● **Task goal**:
Reproduce all of the entries below, swapping "September" for "October" wherever it occurs and leaving everything else unchanged. Omit the picture lines.

● **Records supplied**:
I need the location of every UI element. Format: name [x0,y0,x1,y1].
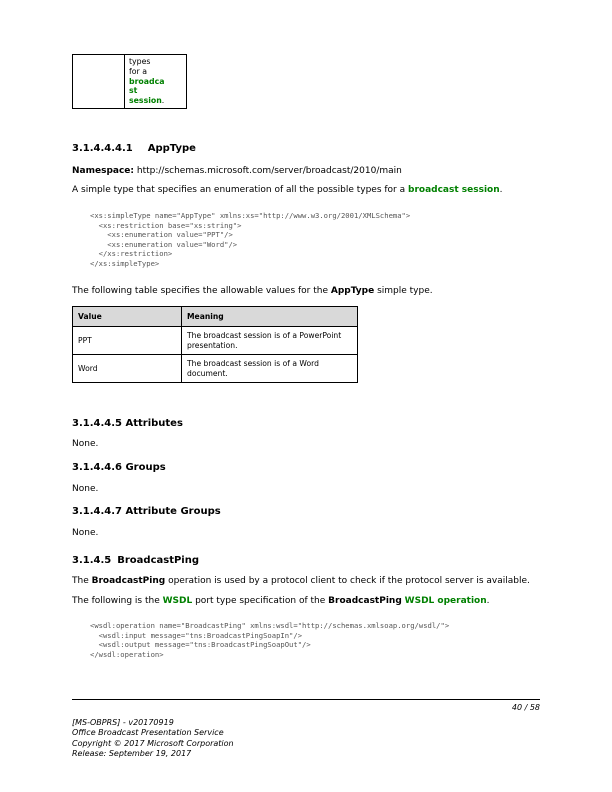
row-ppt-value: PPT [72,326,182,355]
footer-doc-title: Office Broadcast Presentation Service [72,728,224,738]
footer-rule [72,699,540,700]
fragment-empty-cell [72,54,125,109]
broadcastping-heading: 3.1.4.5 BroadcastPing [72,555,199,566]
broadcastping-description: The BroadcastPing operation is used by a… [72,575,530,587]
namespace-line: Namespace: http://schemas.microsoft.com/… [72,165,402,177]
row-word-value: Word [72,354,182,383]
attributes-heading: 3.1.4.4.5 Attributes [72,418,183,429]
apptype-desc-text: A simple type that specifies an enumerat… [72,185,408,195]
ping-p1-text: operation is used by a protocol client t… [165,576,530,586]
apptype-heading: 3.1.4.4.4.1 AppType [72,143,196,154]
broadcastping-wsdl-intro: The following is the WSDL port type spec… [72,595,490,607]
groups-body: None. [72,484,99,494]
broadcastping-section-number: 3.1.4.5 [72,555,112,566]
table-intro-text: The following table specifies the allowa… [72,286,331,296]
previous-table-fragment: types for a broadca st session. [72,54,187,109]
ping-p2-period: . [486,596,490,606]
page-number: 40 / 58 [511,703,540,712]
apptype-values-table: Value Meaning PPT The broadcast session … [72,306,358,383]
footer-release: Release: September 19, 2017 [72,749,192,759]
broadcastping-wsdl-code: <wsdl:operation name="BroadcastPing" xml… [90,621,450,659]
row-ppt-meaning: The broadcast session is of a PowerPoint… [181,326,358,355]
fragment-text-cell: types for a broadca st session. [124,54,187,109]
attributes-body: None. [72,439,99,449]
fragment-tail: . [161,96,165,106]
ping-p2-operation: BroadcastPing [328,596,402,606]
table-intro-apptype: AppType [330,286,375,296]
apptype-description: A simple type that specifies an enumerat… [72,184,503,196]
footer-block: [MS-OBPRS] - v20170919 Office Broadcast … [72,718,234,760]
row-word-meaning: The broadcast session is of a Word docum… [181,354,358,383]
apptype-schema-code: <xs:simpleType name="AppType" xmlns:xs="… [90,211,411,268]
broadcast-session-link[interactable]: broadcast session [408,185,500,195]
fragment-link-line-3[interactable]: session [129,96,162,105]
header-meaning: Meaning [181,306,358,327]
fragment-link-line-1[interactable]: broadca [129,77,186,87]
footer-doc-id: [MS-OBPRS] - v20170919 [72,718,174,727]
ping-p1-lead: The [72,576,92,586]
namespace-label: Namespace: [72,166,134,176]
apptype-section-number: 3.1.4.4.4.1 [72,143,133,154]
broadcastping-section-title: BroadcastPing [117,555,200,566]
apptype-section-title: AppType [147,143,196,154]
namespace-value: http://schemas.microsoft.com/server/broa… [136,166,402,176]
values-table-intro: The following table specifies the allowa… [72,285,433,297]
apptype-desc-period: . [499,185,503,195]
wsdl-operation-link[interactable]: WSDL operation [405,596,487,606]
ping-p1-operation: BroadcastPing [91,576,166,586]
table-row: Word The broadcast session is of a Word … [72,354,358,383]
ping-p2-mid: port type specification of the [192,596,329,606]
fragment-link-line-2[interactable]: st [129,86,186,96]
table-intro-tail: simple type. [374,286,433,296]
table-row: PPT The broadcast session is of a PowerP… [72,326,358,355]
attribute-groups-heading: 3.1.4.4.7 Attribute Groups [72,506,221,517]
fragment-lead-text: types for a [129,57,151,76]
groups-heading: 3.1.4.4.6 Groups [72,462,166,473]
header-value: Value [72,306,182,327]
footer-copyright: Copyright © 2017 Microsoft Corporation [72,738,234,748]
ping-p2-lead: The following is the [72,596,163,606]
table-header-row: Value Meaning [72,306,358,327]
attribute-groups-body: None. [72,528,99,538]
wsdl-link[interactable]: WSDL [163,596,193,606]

● **Response below**:
I need the location of every UI element. Format: name [x0,y0,x1,y1].
row-ppt-value: PPT [72,326,182,355]
footer-doc-title: Office Broadcast Presentation Service [72,728,224,738]
footer-rule [72,699,540,700]
fragment-empty-cell [72,54,125,109]
broadcastping-heading: 3.1.4.5 BroadcastPing [72,555,199,566]
broadcastping-description: The BroadcastPing operation is used by a… [72,575,530,587]
namespace-line: Namespace: http://schemas.microsoft.com/… [72,165,402,177]
row-word-value: Word [72,354,182,383]
attributes-heading: 3.1.4.4.5 Attributes [72,418,183,429]
apptype-desc-text: A simple type that specifies an enumerat… [72,185,408,195]
ping-p1-text: operation is used by a protocol client t… [165,576,530,586]
apptype-heading: 3.1.4.4.4.1 AppType [72,143,196,154]
broadcastping-wsdl-intro: The following is the WSDL port type spec… [72,595,490,607]
groups-body: None. [72,484,99,494]
broadcastping-section-number: 3.1.4.5 [72,555,112,566]
table-intro-text: The following table specifies the allowa… [72,286,331,296]
previous-table-fragment: types for a broadca st session. [72,54,187,109]
ping-p2-period: . [486,596,490,606]
page-number: 40 / 58 [511,703,540,712]
apptype-values-table: Value Meaning PPT The broadcast session … [72,306,358,383]
footer-release: Release: October 19, 2017 [72,749,192,759]
broadcastping-wsdl-code: <wsdl:operation name="BroadcastPing" xml… [90,621,450,659]
row-ppt-meaning: The broadcast session is of a PowerPoint… [181,326,358,355]
fragment-text-cell: types for a broadca st session. [124,54,187,109]
attributes-body: None. [72,439,99,449]
fragment-tail: . [161,96,165,106]
ping-p2-operation: BroadcastPing [328,596,402,606]
table-intro-apptype: AppType [330,286,375,296]
apptype-description: A simple type that specifies an enumerat… [72,184,503,196]
footer-block: [MS-OBPRS] - v20170919 Office Broadcast … [72,718,234,760]
row-word-meaning: The broadcast session is of a Word docum… [181,354,358,383]
apptype-schema-code: <xs:simpleType name="AppType" xmlns:xs="… [90,211,411,268]
broadcast-session-link[interactable]: broadcast session [408,185,500,195]
fragment-link-line-3[interactable]: session [129,96,162,105]
header-meaning: Meaning [181,306,358,327]
fragment-link-line-1[interactable]: broadca [129,77,186,87]
footer-doc-id: [MS-OBPRS] - v20170919 [72,718,174,727]
ping-p1-lead: The [72,576,92,586]
namespace-label: Namespace: [72,166,134,176]
apptype-section-number: 3.1.4.4.4.1 [72,143,133,154]
broadcastping-section-title: BroadcastPing [117,555,200,566]
apptype-section-title: AppType [147,143,196,154]
namespace-value: http://schemas.microsoft.com/server/broa… [136,166,402,176]
values-table-intro: The following table specifies the allowa… [72,285,433,297]
apptype-desc-period: . [499,185,503,195]
wsdl-operation-link[interactable]: WSDL operation [405,596,487,606]
ping-p1-operation: BroadcastPing [91,576,166,586]
table-row: Word The broadcast session is of a Word … [72,354,358,383]
ping-p2-mid: port type specification of the [192,596,329,606]
fragment-link-line-2[interactable]: st [129,86,186,96]
table-intro-tail: simple type. [374,286,433,296]
table-row: PPT The broadcast session is of a PowerP… [72,326,358,355]
attribute-groups-heading: 3.1.4.4.7 Attribute Groups [72,506,221,517]
fragment-lead-text: types for a [129,57,151,76]
groups-heading: 3.1.4.4.6 Groups [72,462,166,473]
header-value: Value [72,306,182,327]
footer-copyright: Copyright © 2017 Microsoft Corporation [72,738,234,748]
ping-p2-lead: The following is the [72,596,163,606]
table-header-row: Value Meaning [72,306,358,327]
attribute-groups-body: None. [72,528,99,538]
wsdl-link[interactable]: WSDL [163,596,193,606]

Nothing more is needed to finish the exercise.